§ **Problem description**:
Work out the number of lines containing "wydzieliny". Answer with nothing but that number.

§ **Entries supplied**:
-.-.-

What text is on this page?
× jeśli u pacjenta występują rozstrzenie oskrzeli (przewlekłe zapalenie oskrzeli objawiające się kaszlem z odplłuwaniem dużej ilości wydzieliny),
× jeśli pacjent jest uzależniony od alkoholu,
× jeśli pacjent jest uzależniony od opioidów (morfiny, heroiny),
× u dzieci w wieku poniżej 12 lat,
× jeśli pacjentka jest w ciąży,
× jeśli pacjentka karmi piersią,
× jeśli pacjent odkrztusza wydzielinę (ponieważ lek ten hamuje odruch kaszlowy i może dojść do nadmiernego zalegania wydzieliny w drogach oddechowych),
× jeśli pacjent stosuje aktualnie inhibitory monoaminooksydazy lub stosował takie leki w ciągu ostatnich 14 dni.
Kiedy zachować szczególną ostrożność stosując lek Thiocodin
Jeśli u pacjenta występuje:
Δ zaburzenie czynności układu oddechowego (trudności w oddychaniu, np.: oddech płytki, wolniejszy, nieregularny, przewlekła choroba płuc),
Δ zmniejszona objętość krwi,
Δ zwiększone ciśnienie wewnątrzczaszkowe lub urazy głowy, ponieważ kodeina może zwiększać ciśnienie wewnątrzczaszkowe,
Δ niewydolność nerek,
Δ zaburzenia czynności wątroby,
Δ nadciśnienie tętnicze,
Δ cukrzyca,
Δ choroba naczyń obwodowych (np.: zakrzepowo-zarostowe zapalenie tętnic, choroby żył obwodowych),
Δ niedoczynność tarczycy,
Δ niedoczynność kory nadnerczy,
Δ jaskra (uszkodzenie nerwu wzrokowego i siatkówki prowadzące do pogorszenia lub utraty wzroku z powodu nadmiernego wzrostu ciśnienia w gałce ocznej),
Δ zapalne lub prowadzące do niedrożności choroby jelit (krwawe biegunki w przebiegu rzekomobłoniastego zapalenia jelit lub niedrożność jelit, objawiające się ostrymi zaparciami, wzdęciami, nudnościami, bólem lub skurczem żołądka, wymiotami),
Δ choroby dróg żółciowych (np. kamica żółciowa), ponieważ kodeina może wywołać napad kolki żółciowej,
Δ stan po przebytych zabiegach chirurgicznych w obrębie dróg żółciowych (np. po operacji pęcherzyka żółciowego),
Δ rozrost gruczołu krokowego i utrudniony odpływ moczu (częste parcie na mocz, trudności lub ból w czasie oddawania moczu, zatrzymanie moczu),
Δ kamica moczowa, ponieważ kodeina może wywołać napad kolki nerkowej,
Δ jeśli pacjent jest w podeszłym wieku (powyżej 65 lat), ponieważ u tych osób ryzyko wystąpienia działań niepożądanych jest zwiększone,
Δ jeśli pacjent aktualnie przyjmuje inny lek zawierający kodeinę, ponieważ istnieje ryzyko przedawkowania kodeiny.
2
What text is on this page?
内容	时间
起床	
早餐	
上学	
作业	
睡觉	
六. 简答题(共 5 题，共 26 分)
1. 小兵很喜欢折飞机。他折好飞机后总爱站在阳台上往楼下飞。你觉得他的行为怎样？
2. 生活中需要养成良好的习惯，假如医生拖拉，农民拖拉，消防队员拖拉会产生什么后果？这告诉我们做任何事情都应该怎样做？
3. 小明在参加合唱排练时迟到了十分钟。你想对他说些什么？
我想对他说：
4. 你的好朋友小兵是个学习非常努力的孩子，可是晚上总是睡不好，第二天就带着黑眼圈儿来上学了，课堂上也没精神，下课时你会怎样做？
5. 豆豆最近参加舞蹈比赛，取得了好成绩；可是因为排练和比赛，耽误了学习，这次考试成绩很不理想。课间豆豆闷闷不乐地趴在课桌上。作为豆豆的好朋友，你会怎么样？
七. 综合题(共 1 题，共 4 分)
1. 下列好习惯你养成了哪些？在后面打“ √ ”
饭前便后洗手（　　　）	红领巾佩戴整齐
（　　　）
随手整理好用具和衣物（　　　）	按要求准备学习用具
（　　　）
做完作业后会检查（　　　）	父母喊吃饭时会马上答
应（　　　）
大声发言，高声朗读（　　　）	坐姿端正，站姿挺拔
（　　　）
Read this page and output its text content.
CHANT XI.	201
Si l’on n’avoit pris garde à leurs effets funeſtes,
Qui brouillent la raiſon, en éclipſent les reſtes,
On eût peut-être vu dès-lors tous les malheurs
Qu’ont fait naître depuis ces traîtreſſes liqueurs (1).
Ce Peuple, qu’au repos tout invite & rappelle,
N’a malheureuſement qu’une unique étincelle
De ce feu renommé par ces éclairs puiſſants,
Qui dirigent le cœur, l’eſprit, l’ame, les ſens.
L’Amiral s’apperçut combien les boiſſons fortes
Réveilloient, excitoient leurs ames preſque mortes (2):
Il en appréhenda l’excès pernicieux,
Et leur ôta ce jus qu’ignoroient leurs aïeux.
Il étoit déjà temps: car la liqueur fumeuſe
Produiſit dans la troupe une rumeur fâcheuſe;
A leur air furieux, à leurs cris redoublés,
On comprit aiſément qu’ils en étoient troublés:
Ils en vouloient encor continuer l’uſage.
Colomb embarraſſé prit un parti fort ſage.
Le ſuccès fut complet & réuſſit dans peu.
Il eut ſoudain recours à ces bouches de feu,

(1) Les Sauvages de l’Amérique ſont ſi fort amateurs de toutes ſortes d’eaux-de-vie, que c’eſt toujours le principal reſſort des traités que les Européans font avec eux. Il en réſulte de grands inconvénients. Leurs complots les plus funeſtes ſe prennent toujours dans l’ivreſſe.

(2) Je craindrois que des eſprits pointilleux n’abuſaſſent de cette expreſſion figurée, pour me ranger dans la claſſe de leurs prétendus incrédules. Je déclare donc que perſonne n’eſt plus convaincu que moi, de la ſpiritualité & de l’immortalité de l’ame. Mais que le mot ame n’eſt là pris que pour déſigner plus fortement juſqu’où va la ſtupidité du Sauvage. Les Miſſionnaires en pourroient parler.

-.-.-

§ **Exercise response**:
2